Problem requirements –
Find the string "label" in the records. Copy every line it appears in.

--- Start of Material to process ---

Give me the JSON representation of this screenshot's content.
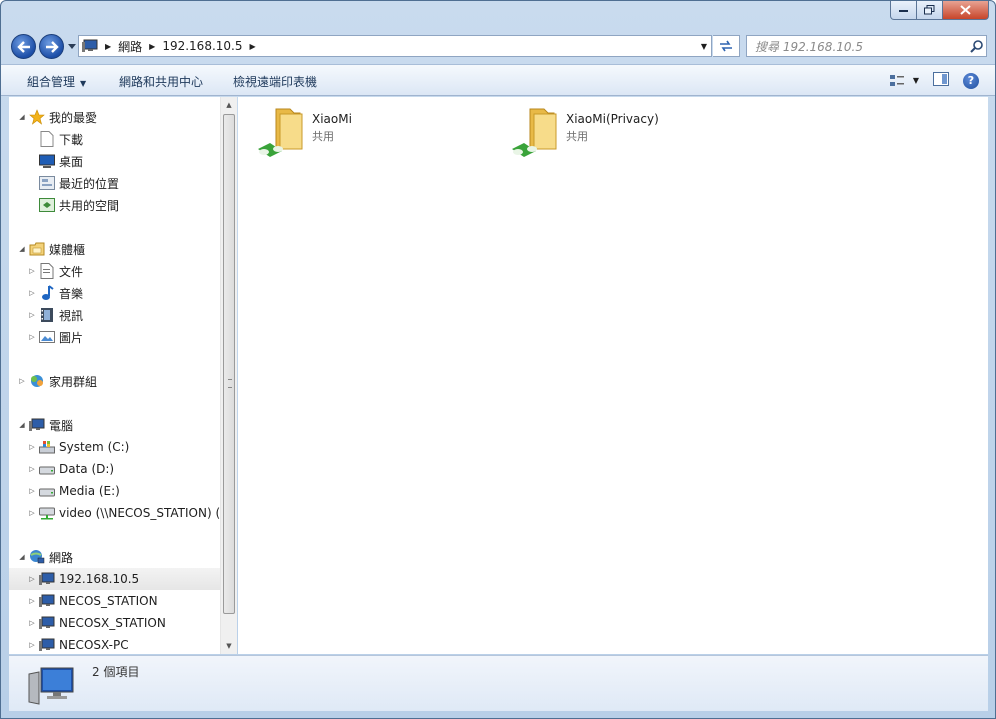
{
  "window": {
    "caption": {
      "minimize": "minimize",
      "maximize": "maximize",
      "close": "close"
    }
  },
  "nav": {
    "breadcrumb": [
      "網路",
      "192.168.10.5"
    ],
    "search_placeholder": "搜尋 192.168.10.5"
  },
  "toolbar": {
    "organize": "組合管理",
    "network_sharing": "網路和共用中心",
    "view_printers": "檢視遠端印表機"
  },
  "sidebar": {
    "favorites": {
      "label": "我的最愛",
      "items": [
        "下載",
        "桌面",
        "最近的位置",
        "共用的空間"
      ]
    },
    "libraries": {
      "label": "媒體櫃",
      "items": [
        "文件",
        "音樂",
        "視訊",
        "圖片"
      ]
    },
    "homegroup": {
      "label": "家用群組"
    },
    "computer": {
      "label": "電腦",
      "items": [
        "System (C:)",
        "Data (D:)",
        "Media (E:)",
        "video (\\\\NECOS_STATION) ("
      ]
    },
    "network": {
      "label": "網路",
      "items": [
        "192.168.10.5",
        "NECOS_STATION",
        "NECOSX_STATION",
        "NECOSX-PC"
      ]
    }
  },
  "main": {
    "items": [
      {
        "name": "XiaoMi",
        "type": "共用"
      },
      {
        "name": "XiaoMi(Privacy)",
        "type": "共用"
      }
    ]
  },
  "details": {
    "count": "2 個項目"
  },
  "colors": {
    "accent": "#1d4fa8",
    "folder": "#f2cf6a",
    "share": "#3aa33a"
  }
}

--- End of Material to process ---

Answer to the task –
      "label": "我的最愛",
      "label": "媒體櫃",
      "label": "家用群組"
      "label": "電腦",
      "label": "網路",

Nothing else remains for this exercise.